* Task requirements *
Select the lines that hold the word "Average" and copy each one.

▼▼▼

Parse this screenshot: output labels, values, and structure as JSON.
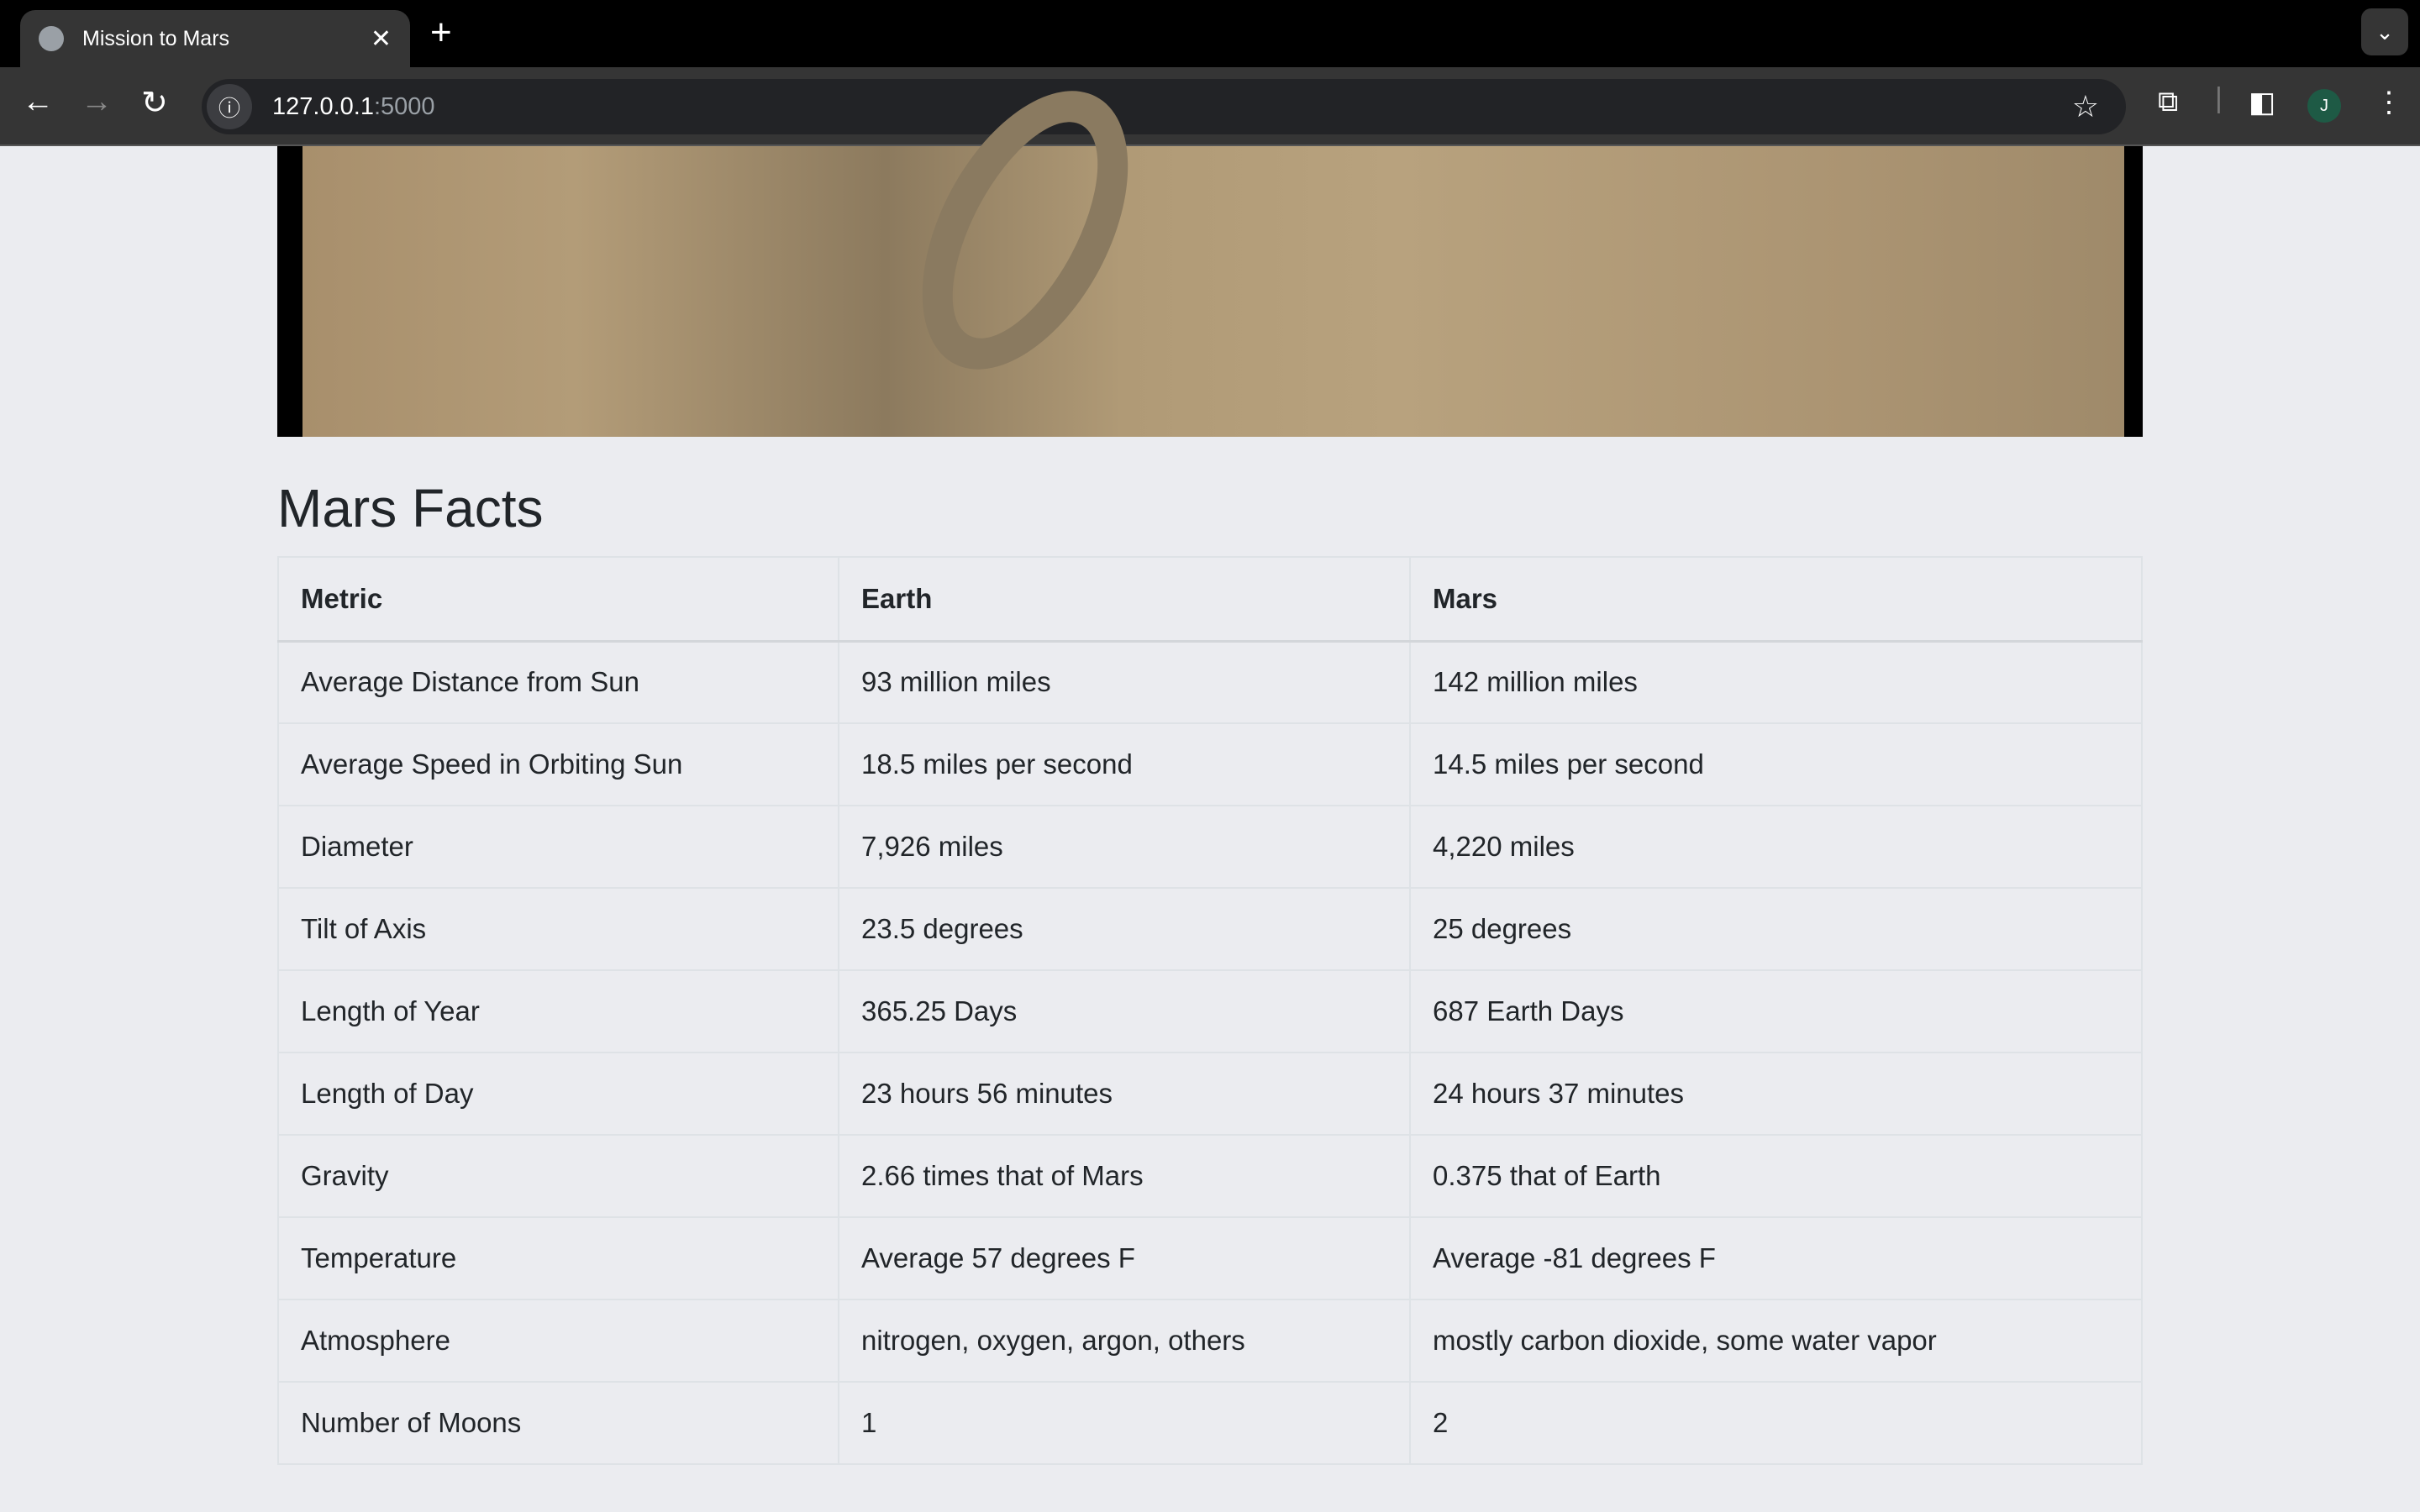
{
  "browser": {
    "tab_title": "Mission to Mars",
    "url_host": "127.0.0.1",
    "url_port": ":5000",
    "avatar": "J"
  },
  "page": {
    "heading": "Mars Facts",
    "table": {
      "headers": [
        "Metric",
        "Earth",
        "Mars"
      ],
      "rows": [
        [
          "Average Distance from Sun",
          "93 million miles",
          "142 million miles"
        ],
        [
          "Average Speed in Orbiting Sun",
          "18.5 miles per second",
          "14.5 miles per second"
        ],
        [
          "Diameter",
          "7,926 miles",
          "4,220 miles"
        ],
        [
          "Tilt of Axis",
          "23.5 degrees",
          "25 degrees"
        ],
        [
          "Length of Year",
          "365.25 Days",
          "687 Earth Days"
        ],
        [
          "Length of Day",
          "23 hours 56 minutes",
          "24 hours 37 minutes"
        ],
        [
          "Gravity",
          "2.66 times that of Mars",
          "0.375 that of Earth"
        ],
        [
          "Temperature",
          "Average 57 degrees F",
          "Average -81 degrees F"
        ],
        [
          "Atmosphere",
          "nitrogen, oxygen, argon, others",
          "mostly carbon dioxide, some water vapor"
        ],
        [
          "Number of Moons",
          "1",
          "2"
        ]
      ]
    }
  }
}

▲▲▲

* Answer to the problem *
          "Average Distance from Sun",
          "Average Speed in Orbiting Sun",
          "Average 57 degrees F",
          "Average -81 degrees F"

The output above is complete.